Without the pictures, return each record as it appears.

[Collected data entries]
◇ ◇ ◇

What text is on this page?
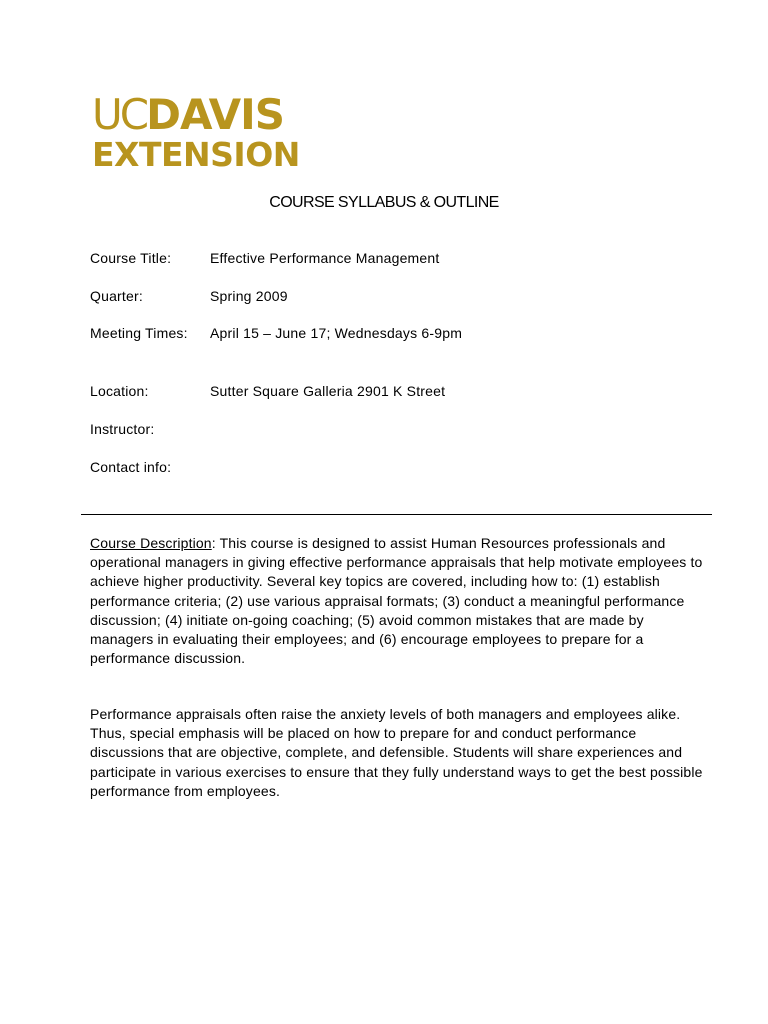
UCDAVIS
EXTENSION
COURSE SYLLABUS & OUTLINE
Course Title:	Effective Performance Management
Quarter:	Spring 2009
Meeting Times: April 15 – June 17; Wednesdays 6-9pm
Location:	Sutter Square Galleria 2901 K Street
Instructor:
Contact info:

Course Description: This course is designed to assist Human Resources professionals and operational managers in giving effective performance appraisals that help motivate employees to achieve higher productivity. Several key topics are covered, including how to: (1) establish performance criteria; (2) use various appraisal formats; (3) conduct a meaningful performance discussion; (4) initiate on-going coaching; (5) avoid common mistakes that are made by managers in evaluating their employees; and (6) encourage employees to prepare for a performance discussion.

Performance appraisals often raise the anxiety levels of both managers and employees alike. Thus, special emphasis will be placed on how to prepare for and conduct performance discussions that are objective, complete, and defensible. Students will share experiences and participate in various exercises to ensure that they fully understand ways to get the best possible performance from employees.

◇ ◇ ◇

[Exercise result]
What text is on this page?
UCDAVIS
EXTENSION
COURSE SYLLABUS & OUTLINE
Course Title:	Effective Performance Management
Quarter:	Spring 2009
Meeting Times: April 15 – June 17; Wednesdays 6-9pm
Location:	Sutter Square Galleria 2901 K Street
Instructor:
Contact info:

Course Description: This course is designed to assist Human Resources professionals and operational managers in giving effective performance appraisals that help motivate employees to achieve higher productivity. Several key topics are covered, including how to: (1) establish performance criteria; (2) use various appraisal formats; (3) conduct a meaningful performance discussion; (4) initiate on-going coaching; (5) avoid common mistakes that are made by managers in evaluating their employees; and (6) encourage employees to prepare for a performance discussion.

Performance appraisals often raise the anxiety levels of both managers and employees alike. Thus, special emphasis will be placed on how to prepare for and conduct performance discussions that are objective, complete, and defensible. Students will share experiences and participate in various exercises to ensure that they fully understand ways to get the best possible performance from employees.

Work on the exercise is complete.